■ **Instruction**:
Pictures are to be left out; otherwise, copy exactly the lines from the line containing "Decode this image" through the end of the data.
--- begin Given data ---
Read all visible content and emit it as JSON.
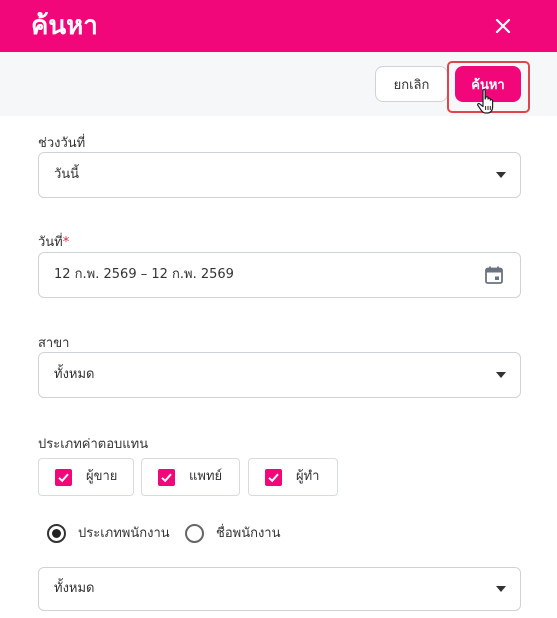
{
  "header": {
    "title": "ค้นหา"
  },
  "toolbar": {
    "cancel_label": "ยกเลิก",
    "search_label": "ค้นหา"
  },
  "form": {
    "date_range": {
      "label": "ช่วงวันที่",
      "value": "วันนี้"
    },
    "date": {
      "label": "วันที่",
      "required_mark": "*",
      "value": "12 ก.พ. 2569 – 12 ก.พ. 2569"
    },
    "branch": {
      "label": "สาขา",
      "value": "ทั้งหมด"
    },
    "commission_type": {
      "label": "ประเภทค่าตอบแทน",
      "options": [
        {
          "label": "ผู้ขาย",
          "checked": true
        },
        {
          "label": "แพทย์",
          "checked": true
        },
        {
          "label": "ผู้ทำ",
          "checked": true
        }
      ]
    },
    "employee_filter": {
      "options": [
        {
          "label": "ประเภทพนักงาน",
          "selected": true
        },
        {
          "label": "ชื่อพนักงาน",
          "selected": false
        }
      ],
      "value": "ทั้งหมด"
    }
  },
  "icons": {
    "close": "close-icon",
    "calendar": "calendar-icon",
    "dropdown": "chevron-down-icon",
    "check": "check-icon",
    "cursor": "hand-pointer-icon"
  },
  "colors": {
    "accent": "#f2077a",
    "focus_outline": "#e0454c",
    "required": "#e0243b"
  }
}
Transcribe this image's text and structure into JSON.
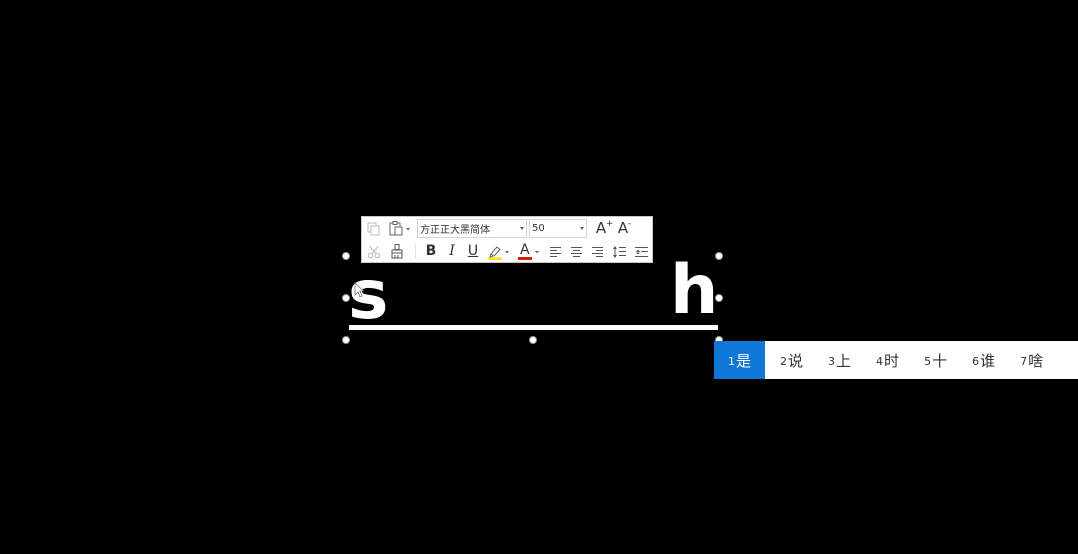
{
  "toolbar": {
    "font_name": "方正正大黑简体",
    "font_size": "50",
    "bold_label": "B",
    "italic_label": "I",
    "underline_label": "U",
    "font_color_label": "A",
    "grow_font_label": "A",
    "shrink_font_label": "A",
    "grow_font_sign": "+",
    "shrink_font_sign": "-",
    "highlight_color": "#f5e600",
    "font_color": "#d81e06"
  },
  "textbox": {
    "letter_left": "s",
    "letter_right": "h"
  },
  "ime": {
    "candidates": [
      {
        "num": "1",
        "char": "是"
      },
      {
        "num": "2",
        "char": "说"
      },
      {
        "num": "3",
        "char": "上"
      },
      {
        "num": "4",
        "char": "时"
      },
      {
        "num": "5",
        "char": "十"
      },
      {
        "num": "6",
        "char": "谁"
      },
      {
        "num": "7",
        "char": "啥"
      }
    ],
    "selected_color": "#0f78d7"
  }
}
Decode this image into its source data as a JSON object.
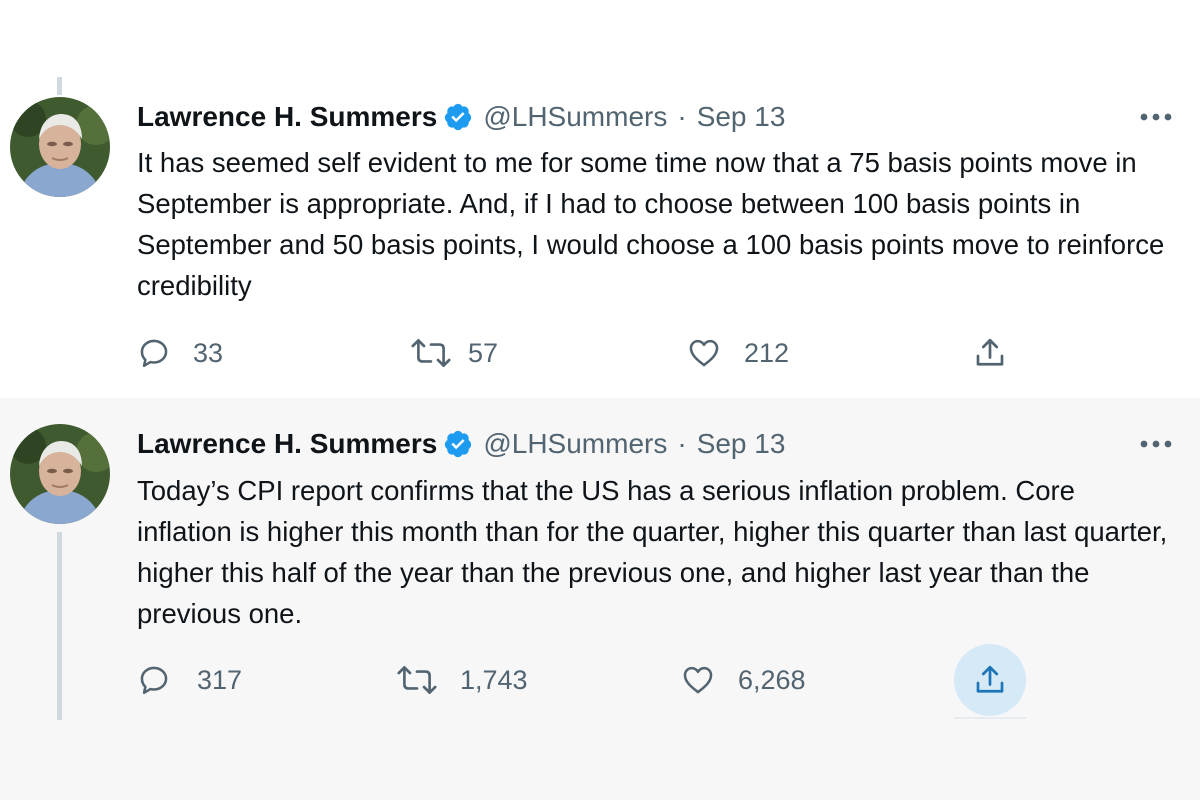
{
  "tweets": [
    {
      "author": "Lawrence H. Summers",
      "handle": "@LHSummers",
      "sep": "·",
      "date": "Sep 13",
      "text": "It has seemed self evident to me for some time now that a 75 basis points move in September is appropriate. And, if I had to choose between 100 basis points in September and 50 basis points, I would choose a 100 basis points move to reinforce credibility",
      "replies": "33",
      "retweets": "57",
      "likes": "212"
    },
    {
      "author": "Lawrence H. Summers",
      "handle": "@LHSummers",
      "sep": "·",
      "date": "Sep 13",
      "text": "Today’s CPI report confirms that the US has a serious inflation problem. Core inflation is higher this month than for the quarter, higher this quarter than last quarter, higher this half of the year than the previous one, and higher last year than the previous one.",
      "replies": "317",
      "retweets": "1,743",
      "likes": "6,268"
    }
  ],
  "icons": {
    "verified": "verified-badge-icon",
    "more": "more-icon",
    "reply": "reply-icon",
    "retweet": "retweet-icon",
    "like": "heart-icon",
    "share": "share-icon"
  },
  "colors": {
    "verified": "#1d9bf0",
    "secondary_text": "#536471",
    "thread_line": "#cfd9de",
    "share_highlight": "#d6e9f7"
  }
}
--- end Given data ---
■ **Correct answer**:
Decode this image into its source data as a JSON object.
{
  "tweets": [
    {
      "author": "Lawrence H. Summers",
      "handle": "@LHSummers",
      "sep": "·",
      "date": "Sep 13",
      "text": "It has seemed self evident to me for some time now that a 75 basis points move in September is appropriate. And, if I had to choose between 100 basis points in September and 50 basis points, I would choose a 100 basis points move to reinforce credibility",
      "replies": "33",
      "retweets": "57",
      "likes": "212"
    },
    {
      "author": "Lawrence H. Summers",
      "handle": "@LHSummers",
      "sep": "·",
      "date": "Sep 13",
      "text": "Today’s CPI report confirms that the US has a serious inflation problem. Core inflation is higher this month than for the quarter, higher this quarter than last quarter, higher this half of the year than the previous one, and higher last year than the previous one.",
      "replies": "317",
      "retweets": "1,743",
      "likes": "6,268"
    }
  ],
  "icons": {
    "verified": "verified-badge-icon",
    "more": "more-icon",
    "reply": "reply-icon",
    "retweet": "retweet-icon",
    "like": "heart-icon",
    "share": "share-icon"
  },
  "colors": {
    "verified": "#1d9bf0",
    "secondary_text": "#536471",
    "thread_line": "#cfd9de",
    "share_highlight": "#d6e9f7"
  }
}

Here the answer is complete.